=== WHAT YOU WILL DO ===
Copy out each line exactly as it appears.

BEGIN ROWS

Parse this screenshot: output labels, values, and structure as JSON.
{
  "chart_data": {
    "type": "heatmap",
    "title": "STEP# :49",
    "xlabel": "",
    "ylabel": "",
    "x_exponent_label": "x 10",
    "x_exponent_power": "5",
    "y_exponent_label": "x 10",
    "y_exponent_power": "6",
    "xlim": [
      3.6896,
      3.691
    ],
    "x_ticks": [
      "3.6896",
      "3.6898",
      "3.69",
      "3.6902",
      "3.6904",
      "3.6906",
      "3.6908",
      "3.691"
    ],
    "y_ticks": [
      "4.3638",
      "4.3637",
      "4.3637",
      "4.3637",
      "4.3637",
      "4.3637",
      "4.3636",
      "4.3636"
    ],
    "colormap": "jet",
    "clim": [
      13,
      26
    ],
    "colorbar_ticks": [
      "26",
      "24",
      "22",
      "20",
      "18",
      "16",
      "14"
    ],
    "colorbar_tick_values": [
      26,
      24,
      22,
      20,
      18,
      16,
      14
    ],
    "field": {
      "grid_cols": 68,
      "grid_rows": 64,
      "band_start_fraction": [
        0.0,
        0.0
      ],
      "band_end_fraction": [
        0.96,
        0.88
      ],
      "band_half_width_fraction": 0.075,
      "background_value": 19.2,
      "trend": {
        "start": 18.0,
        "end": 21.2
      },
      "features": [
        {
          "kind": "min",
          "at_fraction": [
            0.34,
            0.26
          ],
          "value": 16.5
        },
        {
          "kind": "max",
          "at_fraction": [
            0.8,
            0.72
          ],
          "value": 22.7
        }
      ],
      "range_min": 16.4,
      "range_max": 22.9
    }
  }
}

END ROWS

=== RESPONSE TO THIS TASK ===
Parse this screenshot: output labels, values, and structure as JSON.
{
  "chart_data": {
    "type": "heatmap",
    "title": "STEP# :49",
    "xlabel": "",
    "ylabel": "",
    "x_exponent_label": "x 10",
    "x_exponent_power": "5",
    "y_exponent_label": "x 10",
    "y_exponent_power": "6",
    "xlim": [
      3.6896,
      3.691
    ],
    "x_ticks": [
      "3.6896",
      "3.6898",
      "3.69",
      "3.6902",
      "3.6904",
      "3.6906",
      "3.6908",
      "3.691"
    ],
    "y_ticks": [
      "4.3638",
      "4.3637",
      "4.3637",
      "4.3637",
      "4.3637",
      "4.3637",
      "4.3636",
      "4.3636"
    ],
    "colormap": "jet",
    "clim": [
      13,
      26
    ],
    "colorbar_ticks": [
      "26",
      "24",
      "22",
      "20",
      "18",
      "16",
      "14"
    ],
    "colorbar_tick_values": [
      26,
      24,
      22,
      20,
      18,
      16,
      14
    ],
    "field": {
      "grid_cols": 68,
      "grid_rows": 64,
      "band_start_fraction": [
        0.0,
        0.0
      ],
      "band_end_fraction": [
        0.96,
        0.88
      ],
      "band_half_width_fraction": 0.075,
      "background_value": 19.2,
      "trend": {
        "start": 18.0,
        "end": 21.2
      },
      "features": [
        {
          "kind": "min",
          "at_fraction": [
            0.34,
            0.26
          ],
          "value": 16.5
        },
        {
          "kind": "max",
          "at_fraction": [
            0.8,
            0.72
          ],
          "value": 22.7
        }
      ],
      "range_min": 16.4,
      "range_max": 22.9
    }
  }
}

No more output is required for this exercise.